→ RECORDED INFORMATION
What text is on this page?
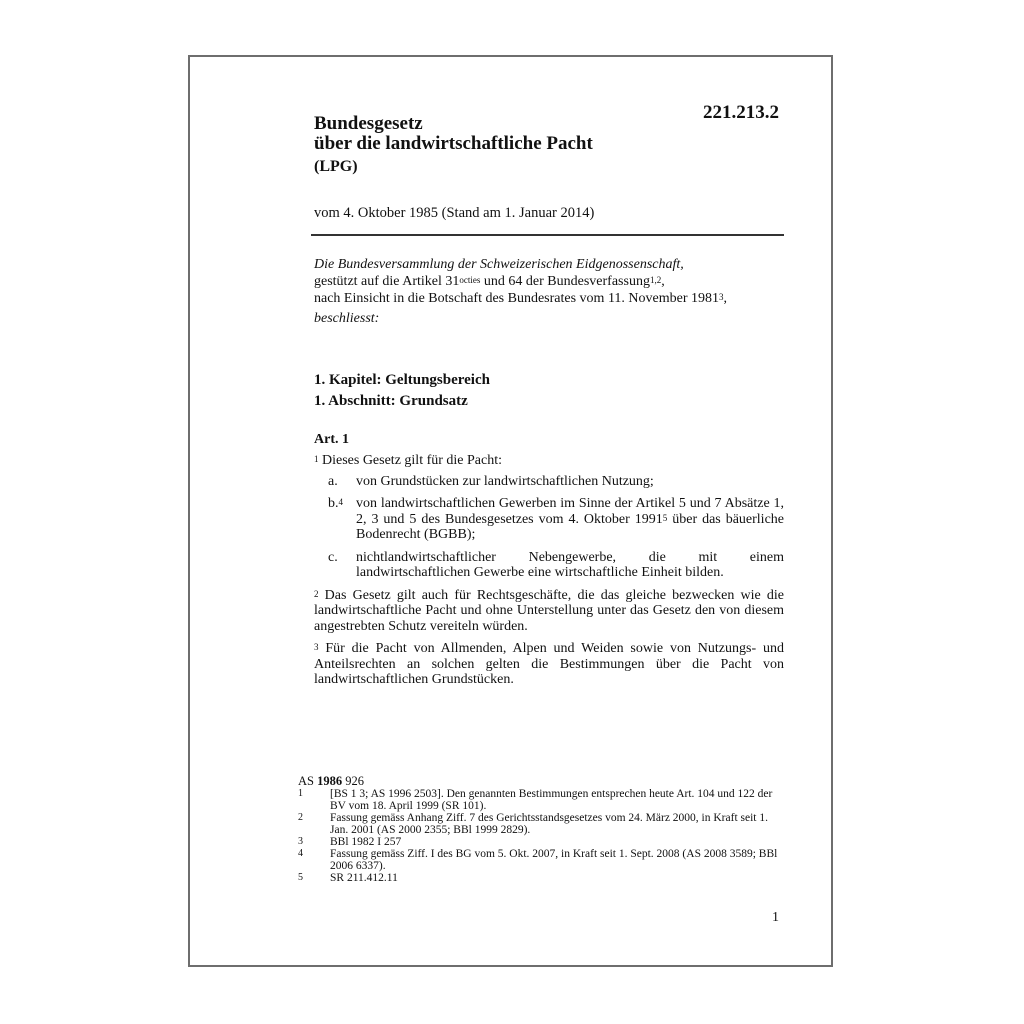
Bundesgesetz
über die landwirtschaftliche Pacht
(LPG)
221.213.2
vom 4. Oktober 1985 (Stand am 1. Januar 2014)
Die Bundesversammlung der Schweizerischen Eidgenossenschaft,
gestützt auf die Artikel $31^{octies}$ und 64 der Bundesverfassung$^{1,2}$,
nach Einsicht in die Botschaft des Bundesrates vom 11. November 1981$^3$,
beschliesst:
1. Kapitel: Geltungsbereich
1. Abschnitt: Grundsatz
Art. 1
$^1$ Dieses Gesetz gilt für die Pacht:
a.	von Grundstücken zur landwirtschaftlichen Nutzung;
b.$^4$ von landwirtschaftlichen Gewerben im Sinne der Artikel 5 und 7 Absätze 1, 2, 3 und 5 des Bundesgesetzes vom 4. Oktober 1991$^5$ über das bäuerliche Bodenrecht (BGBB);
c.	nichtlandwirtschaftlicher Nebengewerbe, die mit einem landwirtschaftlichen Gewerbe eine wirtschaftliche Einheit bilden.
$^2$ Das Gesetz gilt auch für Rechtsgeschäfte, die das gleiche bezwecken wie die landwirtschaftliche Pacht und ohne Unterstellung unter das Gesetz den von diesem angestrebten Schutz vereiteln würden.
$^3$ Für die Pacht von Allmenden, Alpen und Weiden sowie von Nutzungs- und Anteilsrechten an solchen gelten die Bestimmungen über die Pacht von landwirtschaftlichen Grundstücken.
AS 1986 926
1	[BS 1 3; AS 1996 2503]. Den genannten Bestimmungen entsprechen heute Art. 104 und 122 der BV vom 18. April 1999 (SR 101).
2	Fassung gemäss Anhang Ziff. 7 des Gerichtsstandsgesetzes vom 24. März 2000, in Kraft seit 1. Jan. 2001 (AS 2000 2355; BBl 1999 2829).
3	BBl 1982 I 257
4	Fassung gemäss Ziff. I des BG vom 5. Okt. 2007, in Kraft seit 1. Sept. 2008 (AS 2008 3589; BBl 2006 6337).
5	SR 211.412.11
1
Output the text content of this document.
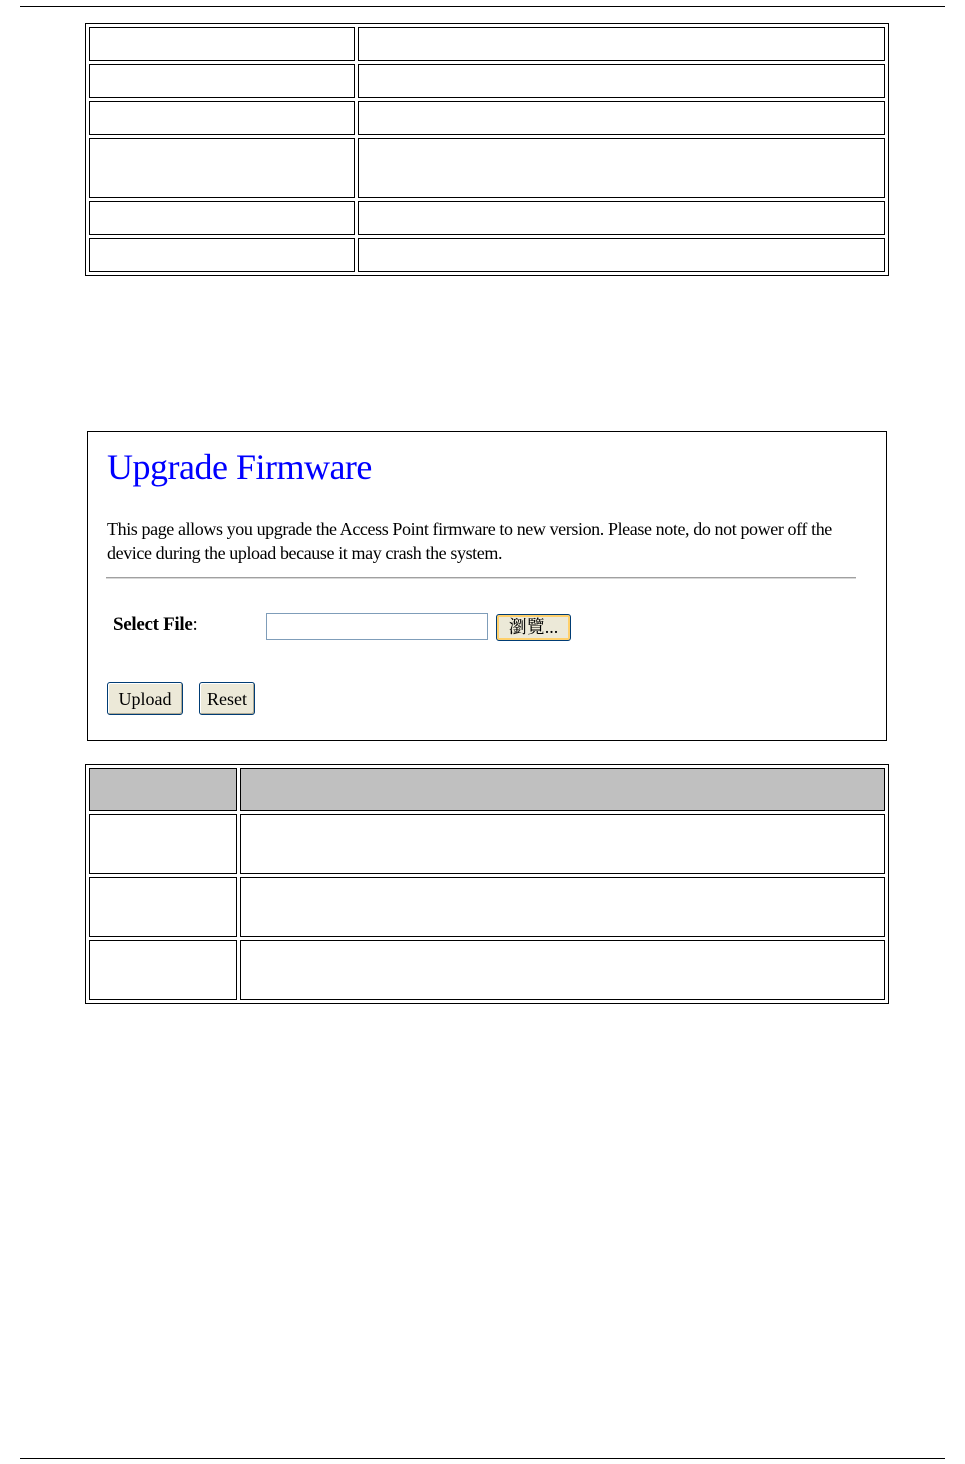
Upgrade Firmware

This page allows you upgrade the Access Point firmware to new version. Please note, do not power off the device during the upload because it may crash the system.

Select File:	瀏覽...
Upload	Reset
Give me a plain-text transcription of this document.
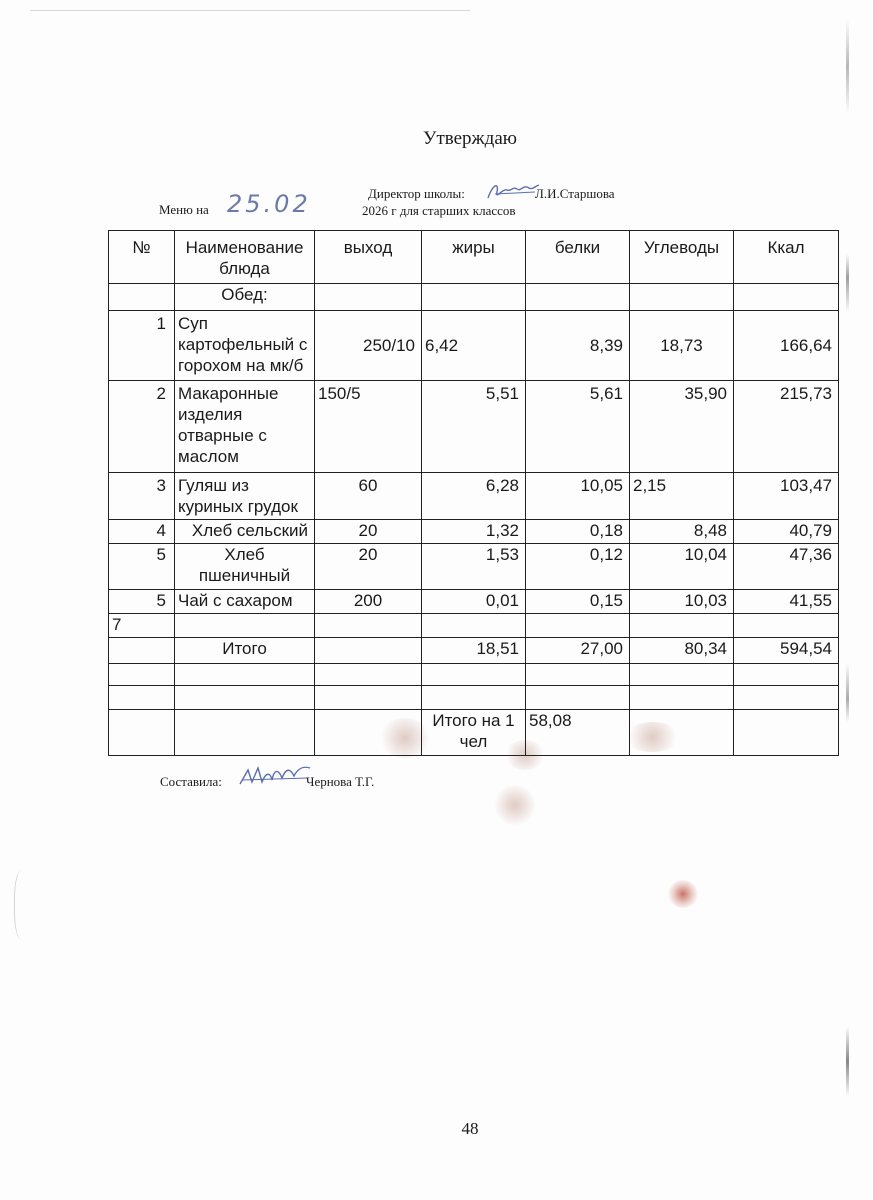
Утверждаю
Меню на 25.02	Директор школы:	Л.И.Старшова
2026 г для старших классов
№	Наименование блюда	выход	жиры	белки	Углеводы	Ккал
	Обед:					
1	Суп картофельный с горохом на мк/б	250/10	6,42	8,39	18,73	166,64
2	Макаронные изделия отварные с маслом	150/5	5,51	5,61	35,90	215,73
3	Гуляш из куриных грудок	60	6,28	10,05	2,15	103,47
4	Хлеб сельский	20	1,32	0,18	8,48	40,79
5	Хлеб пшеничный	20	1,53	0,12	10,04	47,36
5	Чай с сахаром	200	0,01	0,15	10,03	41,55
7						
	Итого		18,51	27,00	80,34	594,54

			Итого на 1 чел	58,08		
Составила:	Чернова Т.Г.
48
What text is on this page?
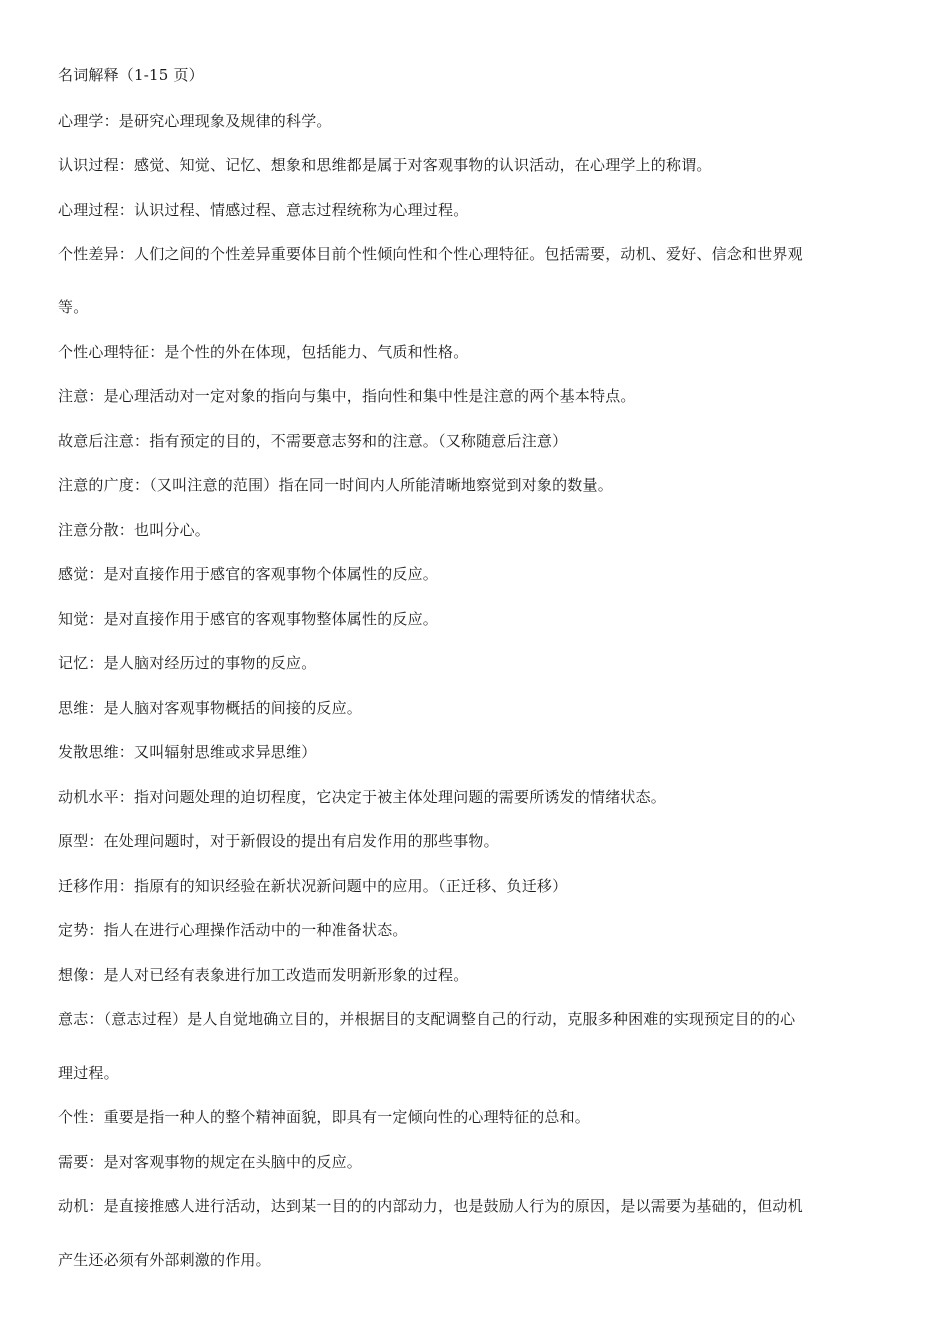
名词解释（1-15 页）
心理学：是研究心理现象及规律的科学。
认识过程：感觉、知觉、记忆、想象和思维都是属于对客观事物的认识活动，在心理学上的称谓。
心理过程：认识过程、情感过程、意志过程统称为心理过程。
个性差异：人们之间的个性差异重要体目前个性倾向性和个性心理特征。包括需要，动机、爱好、信念和世界观
等。
个性心理特征：是个性的外在体现，包括能力、气质和性格。
注意：是心理活动对一定对象的指向与集中，指向性和集中性是注意的两个基本特点。
故意后注意：指有预定的目的，不需要意志努和的注意。（又称随意后注意）
注意的广度：（又叫注意的范围）指在同一时间内人所能清晰地察觉到对象的数量。
注意分散：也叫分心。
感觉：是对直接作用于感官的客观事物个体属性的反应。
知觉：是对直接作用于感官的客观事物整体属性的反应。
记忆：是人脑对经历过的事物的反应。
思维：是人脑对客观事物概括的间接的反应。
发散思维：又叫辐射思维或求异思维）
动机水平：指对问题处理的迫切程度，它决定于被主体处理问题的需要所诱发的情绪状态。
原型：在处理问题时，对于新假设的提出有启发作用的那些事物。
迁移作用：指原有的知识经验在新状况新问题中的应用。（正迁移、负迁移）
定势：指人在进行心理操作活动中的一种准备状态。
想像：是人对已经有表象进行加工改造而发明新形象的过程。
意志：（意志过程）是人自觉地确立目的，并根据目的支配调整自己的行动，克服多种困难的实现预定目的的心
理过程。
个性：重要是指一种人的整个精神面貌，即具有一定倾向性的心理特征的总和。
需要：是对客观事物的规定在头脑中的反应。
动机：是直接推感人进行活动，达到某一目的的内部动力，也是鼓励人行为的原因，是以需要为基础的，但动机
产生还必须有外部刺激的作用。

→ THE EXERCISE
Write out every line of the data that holds the word "Итого".

→ THE RESPONSE
	Итого		18,51	27,00	80,34	594,54
			Итого на 1 чел	58,08		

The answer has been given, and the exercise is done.